Recorded data:
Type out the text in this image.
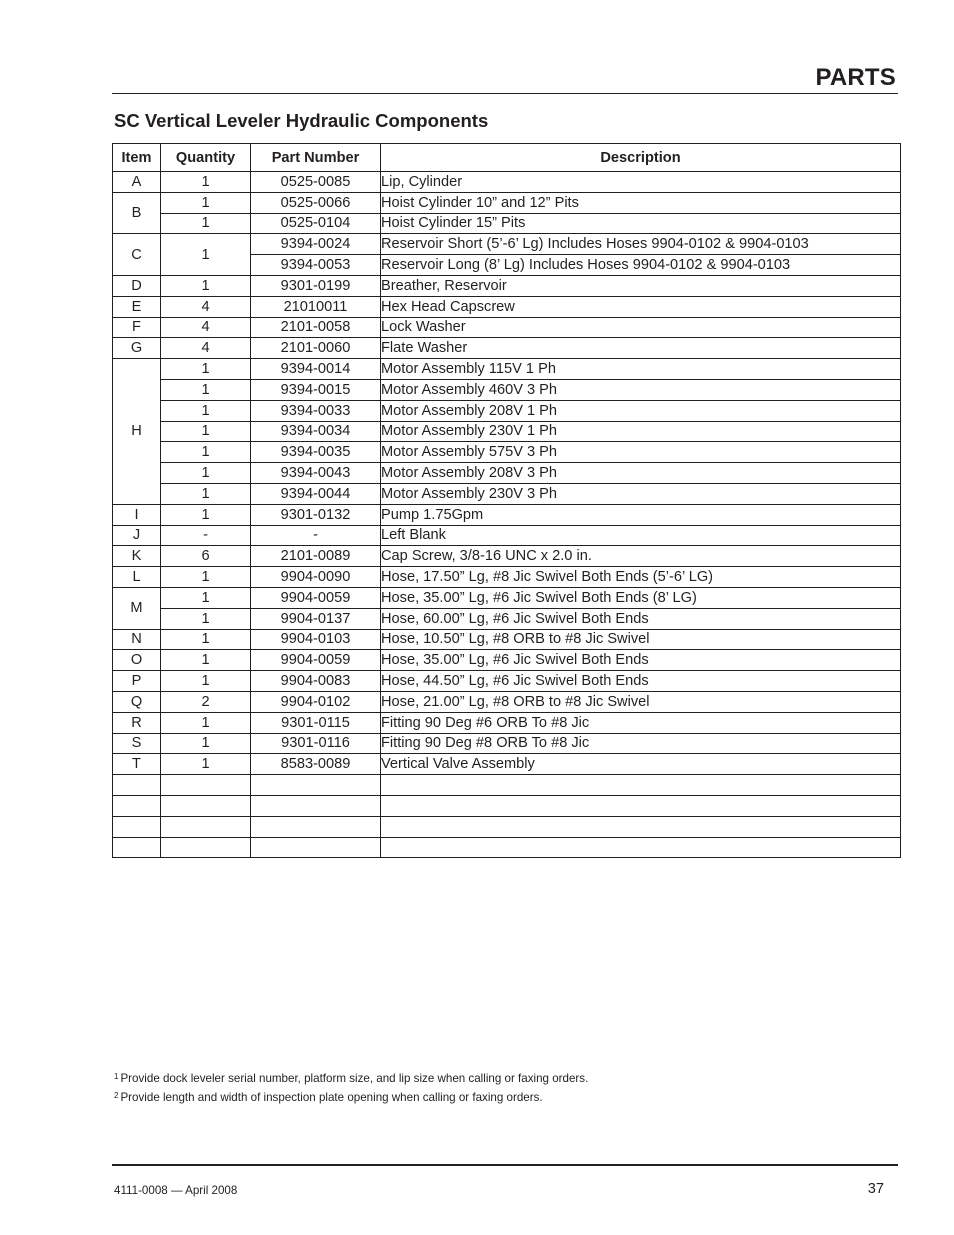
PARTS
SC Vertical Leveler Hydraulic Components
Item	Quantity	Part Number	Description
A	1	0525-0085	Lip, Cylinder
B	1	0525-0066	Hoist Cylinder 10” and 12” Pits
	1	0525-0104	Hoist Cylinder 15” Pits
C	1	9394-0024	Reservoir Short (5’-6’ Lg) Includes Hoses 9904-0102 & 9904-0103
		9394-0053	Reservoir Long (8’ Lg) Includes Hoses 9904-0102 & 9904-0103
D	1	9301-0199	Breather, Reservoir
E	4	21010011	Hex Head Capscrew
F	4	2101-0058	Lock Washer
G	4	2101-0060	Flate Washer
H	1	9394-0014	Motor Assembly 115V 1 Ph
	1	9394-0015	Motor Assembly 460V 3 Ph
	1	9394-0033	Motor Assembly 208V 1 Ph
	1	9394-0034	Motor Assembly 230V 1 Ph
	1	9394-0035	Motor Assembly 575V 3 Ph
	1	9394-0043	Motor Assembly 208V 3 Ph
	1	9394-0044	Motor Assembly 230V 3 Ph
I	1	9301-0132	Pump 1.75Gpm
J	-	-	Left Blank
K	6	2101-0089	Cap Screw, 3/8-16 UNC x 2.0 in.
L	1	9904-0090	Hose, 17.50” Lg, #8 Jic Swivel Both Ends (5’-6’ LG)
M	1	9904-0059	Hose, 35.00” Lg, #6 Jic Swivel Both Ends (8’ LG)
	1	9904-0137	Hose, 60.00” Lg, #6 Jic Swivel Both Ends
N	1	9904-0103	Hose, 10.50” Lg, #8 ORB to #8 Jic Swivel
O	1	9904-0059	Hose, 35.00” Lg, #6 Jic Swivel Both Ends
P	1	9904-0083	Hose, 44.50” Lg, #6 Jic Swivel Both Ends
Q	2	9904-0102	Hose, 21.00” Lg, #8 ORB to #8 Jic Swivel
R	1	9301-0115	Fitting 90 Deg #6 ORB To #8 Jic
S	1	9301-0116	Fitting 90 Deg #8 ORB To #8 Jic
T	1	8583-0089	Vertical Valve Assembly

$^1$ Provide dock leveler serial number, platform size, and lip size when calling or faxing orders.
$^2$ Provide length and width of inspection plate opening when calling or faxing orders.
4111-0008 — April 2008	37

==

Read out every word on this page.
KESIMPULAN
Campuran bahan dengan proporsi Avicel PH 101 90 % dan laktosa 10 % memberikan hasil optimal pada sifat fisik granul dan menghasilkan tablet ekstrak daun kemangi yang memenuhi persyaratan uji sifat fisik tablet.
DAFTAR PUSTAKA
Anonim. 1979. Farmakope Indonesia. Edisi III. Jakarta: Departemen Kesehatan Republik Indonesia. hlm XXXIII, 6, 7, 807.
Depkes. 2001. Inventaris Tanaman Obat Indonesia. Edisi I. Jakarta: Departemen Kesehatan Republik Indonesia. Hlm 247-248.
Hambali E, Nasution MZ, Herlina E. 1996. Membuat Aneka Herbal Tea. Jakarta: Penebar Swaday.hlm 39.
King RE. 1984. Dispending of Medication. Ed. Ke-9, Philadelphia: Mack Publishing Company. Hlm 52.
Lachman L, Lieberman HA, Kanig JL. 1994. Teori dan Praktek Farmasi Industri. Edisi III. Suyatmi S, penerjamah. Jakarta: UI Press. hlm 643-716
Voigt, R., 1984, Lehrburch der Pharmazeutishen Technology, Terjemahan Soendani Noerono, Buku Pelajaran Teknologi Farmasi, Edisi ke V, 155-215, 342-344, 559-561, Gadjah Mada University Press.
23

What you should do
Copy each line of the entries that includes the word "when".

Task response
$^1$ Provide dock leveler serial number, platform size, and lip size when calling or faxing orders.
$^2$ Provide length and width of inspection plate opening when calling or faxing orders.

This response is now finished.